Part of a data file
Start

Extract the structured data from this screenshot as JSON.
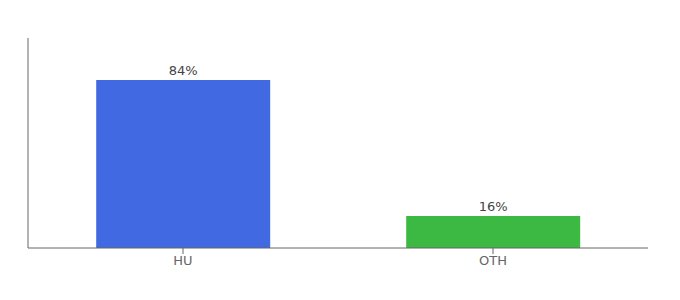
{
  "chart_data": {
    "type": "bar",
    "categories": [
      "HU",
      "OTH"
    ],
    "values": [
      84,
      16
    ],
    "value_labels": [
      "84%",
      "16%"
    ],
    "colors": [
      "#4169E1",
      "#3CB943"
    ],
    "ylim": [
      0,
      105
    ],
    "yticks": [],
    "grid": false,
    "data_labels": true,
    "tick_labels": "x"
  }
}
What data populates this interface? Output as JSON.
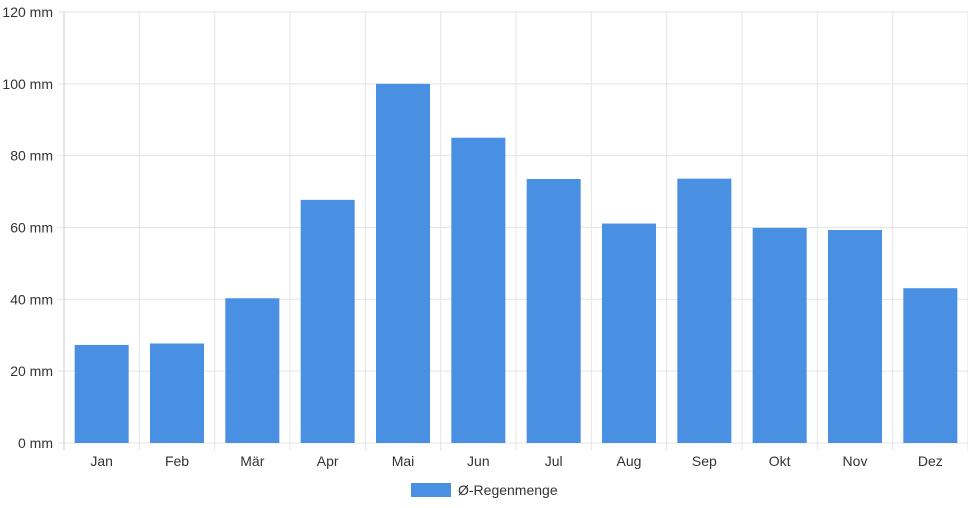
{
  "chart_data": {
    "type": "bar",
    "categories": [
      "Jan",
      "Feb",
      "Mär",
      "Apr",
      "Mai",
      "Jun",
      "Jul",
      "Aug",
      "Sep",
      "Okt",
      "Nov",
      "Dez"
    ],
    "series": [
      {
        "name": "Ø-Regenmenge",
        "color": "#4a90e2",
        "values": [
          27.3,
          27.7,
          40.3,
          67.7,
          100.0,
          85.0,
          73.5,
          61.1,
          73.6,
          59.9,
          59.3,
          43.1
        ]
      }
    ],
    "y_unit": "mm",
    "y_ticks": [
      "0 mm",
      "20 mm",
      "40 mm",
      "60 mm",
      "80 mm",
      "100 mm",
      "120 mm"
    ],
    "ylim": [
      0,
      120
    ],
    "grid": true,
    "legend": {
      "placement": "bottom-center",
      "label": "Ø-Regenmenge"
    }
  }
}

End

▶ [Problem]
Set every line down exactly as written, leaving each picture out.

▶ [Full response]
Extract the structured data from this screenshot as JSON.
{
  "chart_data": {
    "type": "bar",
    "categories": [
      "HU",
      "OTH"
    ],
    "values": [
      84,
      16
    ],
    "value_labels": [
      "84%",
      "16%"
    ],
    "colors": [
      "#4169E1",
      "#3CB943"
    ],
    "ylim": [
      0,
      105
    ],
    "yticks": [],
    "grid": false,
    "data_labels": true,
    "tick_labels": "x"
  }
}
What data populates this interface? Output as JSON.
{
  "chart_data": {
    "type": "bar",
    "categories": [
      "Jan",
      "Feb",
      "Mär",
      "Apr",
      "Mai",
      "Jun",
      "Jul",
      "Aug",
      "Sep",
      "Okt",
      "Nov",
      "Dez"
    ],
    "series": [
      {
        "name": "Ø-Regenmenge",
        "color": "#4a90e2",
        "values": [
          27.3,
          27.7,
          40.3,
          67.7,
          100.0,
          85.0,
          73.5,
          61.1,
          73.6,
          59.9,
          59.3,
          43.1
        ]
      }
    ],
    "y_unit": "mm",
    "y_ticks": [
      "0 mm",
      "20 mm",
      "40 mm",
      "60 mm",
      "80 mm",
      "100 mm",
      "120 mm"
    ],
    "ylim": [
      0,
      120
    ],
    "grid": true,
    "legend": {
      "placement": "bottom-center",
      "label": "Ø-Regenmenge"
    }
  }
}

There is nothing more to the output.